*Aim of the exercise*: Reproduce the entries word for word, and omit any picture you find in them.

*Record set*:

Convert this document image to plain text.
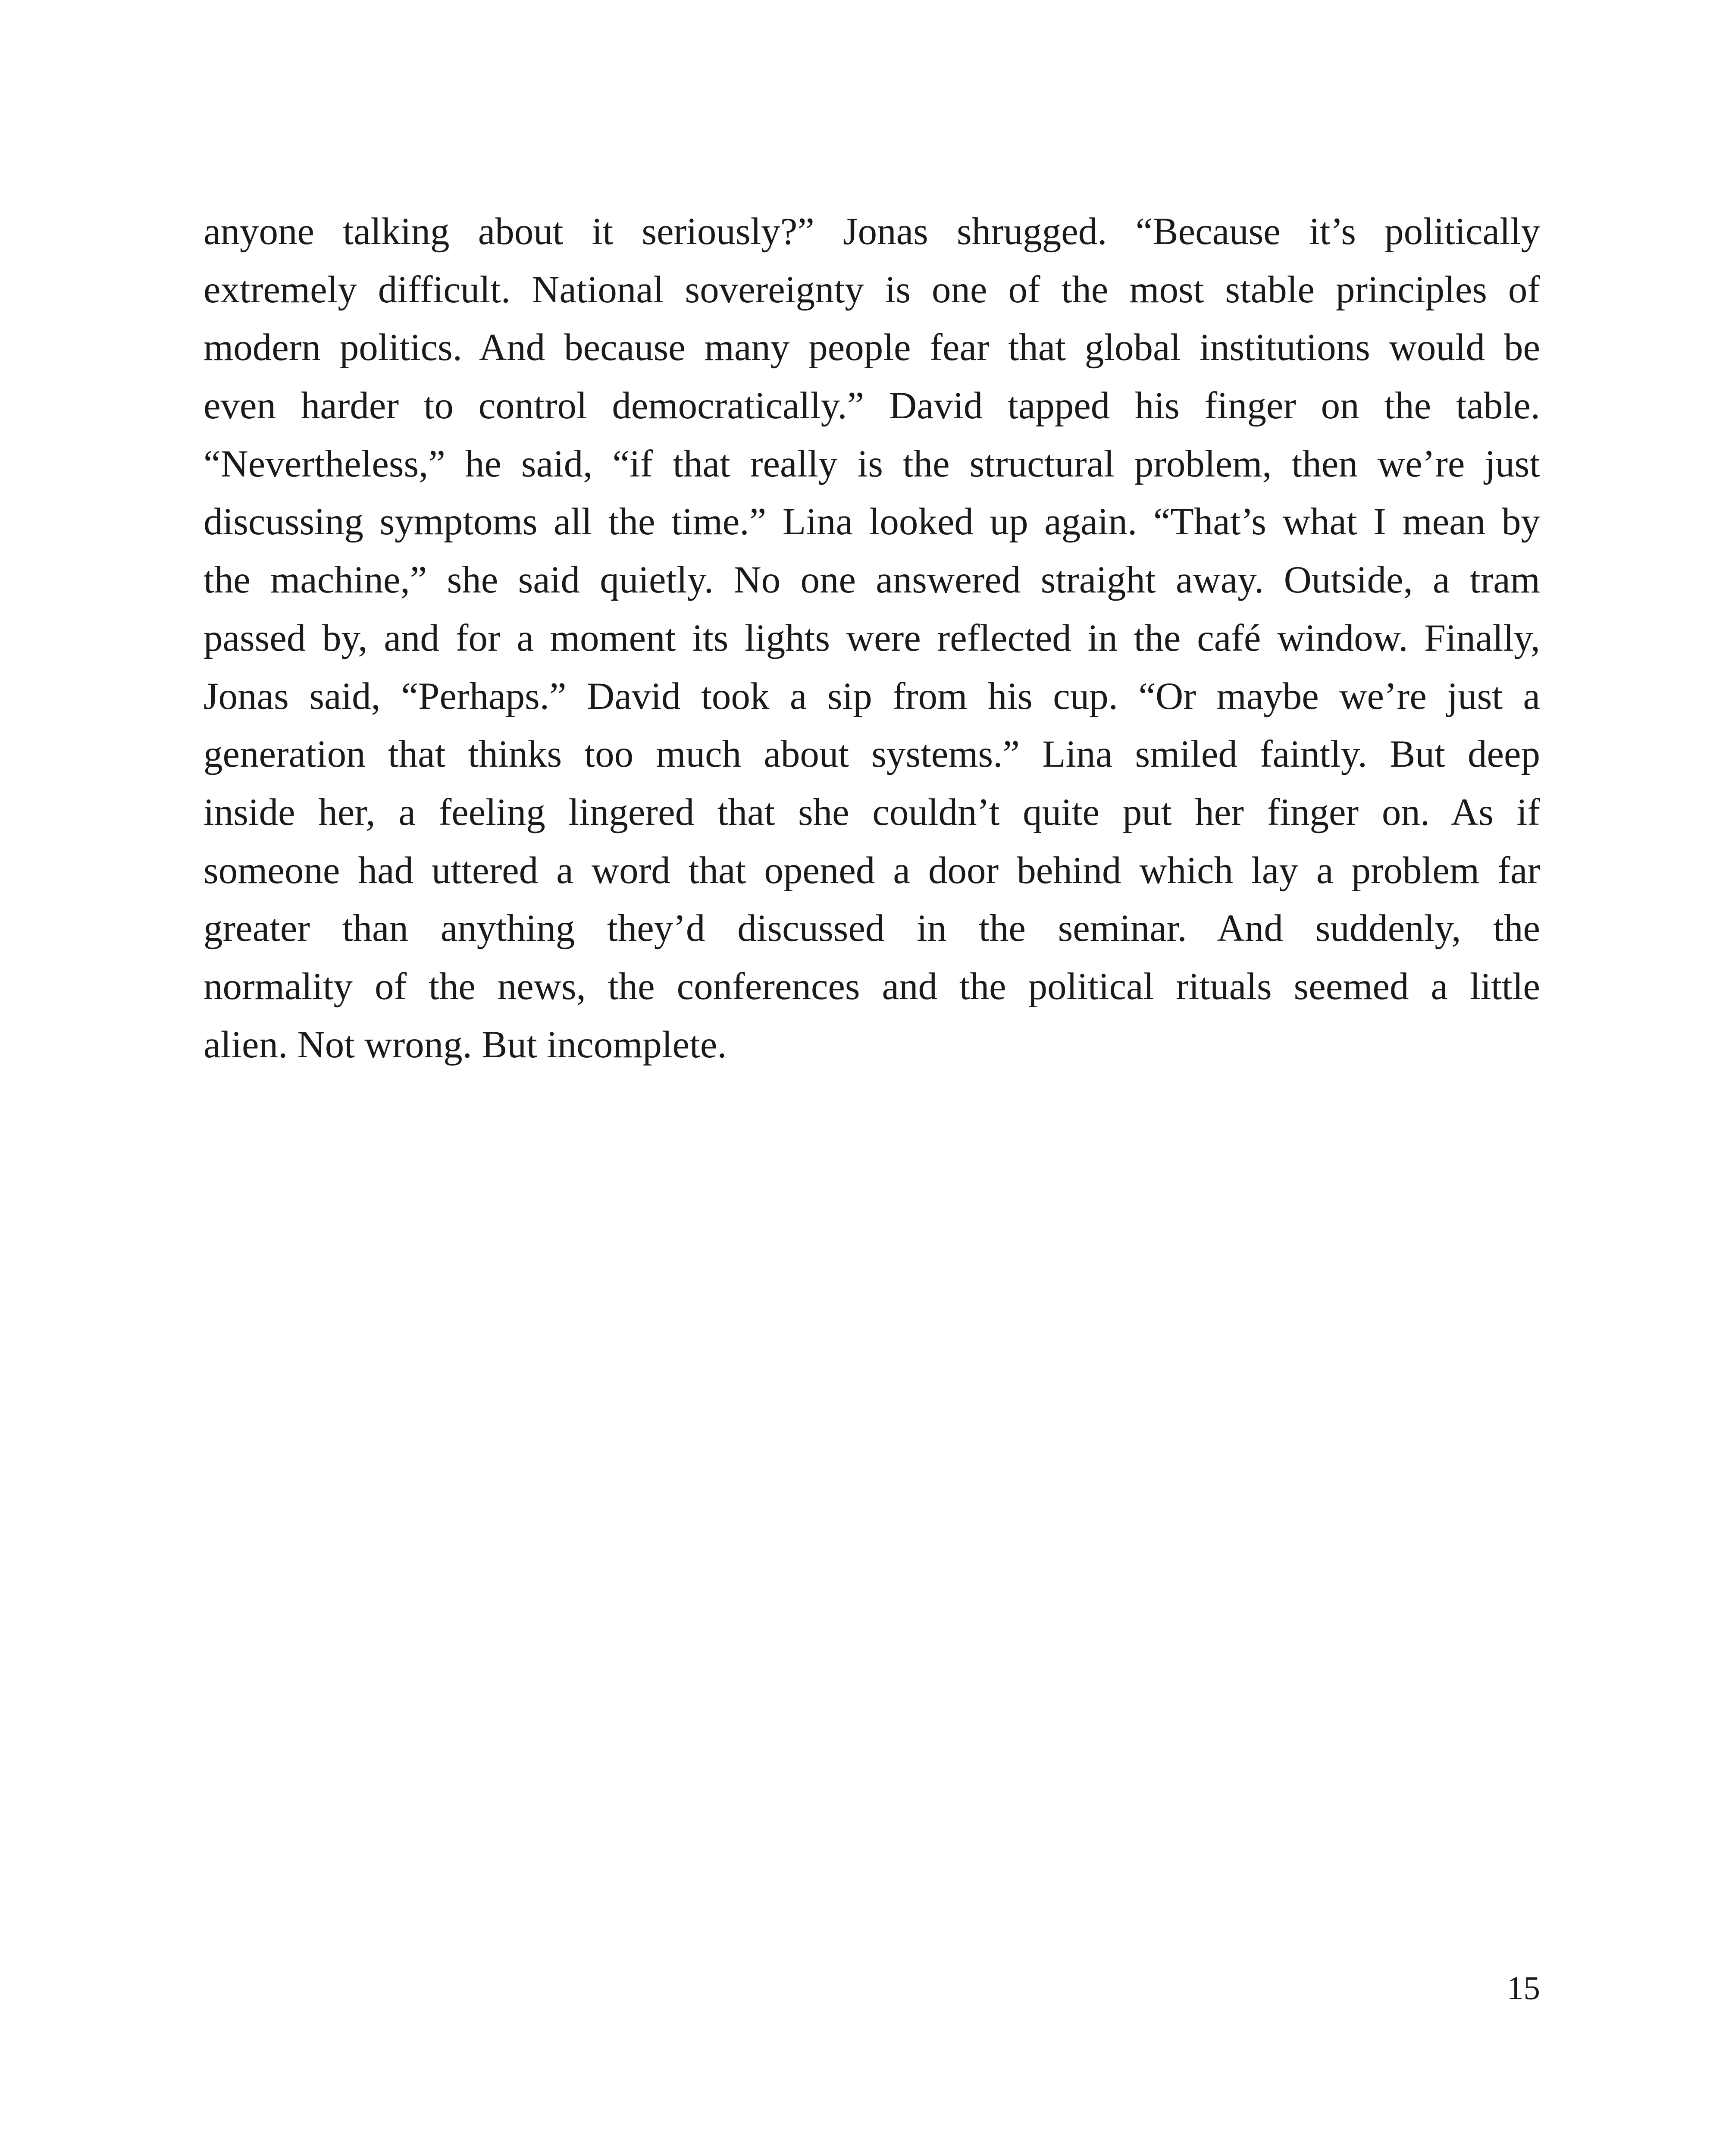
anyone talking about it seriously?” Jonas shrugged. “Because it’s politically
extremely difficult. National sovereignty is one of the most stable principles of
modern politics. And because many people fear that global institutions would be
even harder to control democratically.” David tapped his finger on the table.
“Nevertheless,” he said, “if that really is the structural problem, then we’re just
discussing symptoms all the time.” Lina looked up again. “That’s what I mean by
the machine,” she said quietly. No one answered straight away. Outside, a tram
passed by, and for a moment its lights were reflected in the café window. Finally,
Jonas said, “Perhaps.” David took a sip from his cup. “Or maybe we’re just a
generation that thinks too much about systems.” Lina smiled faintly. But deep
inside her, a feeling lingered that she couldn’t quite put her finger on. As if
someone had uttered a word that opened a door behind which lay a problem far
greater than anything they’d discussed in the seminar. And suddenly, the
normality of the news, the conferences and the political rituals seemed a little
alien. Not wrong. But incomplete.
15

*Solution*:
Convert this document image to plain text.
anyone talking about it seriously?” Jonas shrugged. “Because it’s politically
extremely difficult. National sovereignty is one of the most stable principles of
modern politics. And because many people fear that global institutions would be
even harder to control democratically.” David tapped his finger on the table.
“Nevertheless,” he said, “if that really is the structural problem, then we’re just
discussing symptoms all the time.” Lina looked up again. “That’s what I mean by
the machine,” she said quietly. No one answered straight away. Outside, a tram
passed by, and for a moment its lights were reflected in the café window. Finally,
Jonas said, “Perhaps.” David took a sip from his cup. “Or maybe we’re just a
generation that thinks too much about systems.” Lina smiled faintly. But deep
inside her, a feeling lingered that she couldn’t quite put her finger on. As if
someone had uttered a word that opened a door behind which lay a problem far
greater than anything they’d discussed in the seminar. And suddenly, the
normality of the news, the conferences and the political rituals seemed a little
alien. Not wrong. But incomplete.
15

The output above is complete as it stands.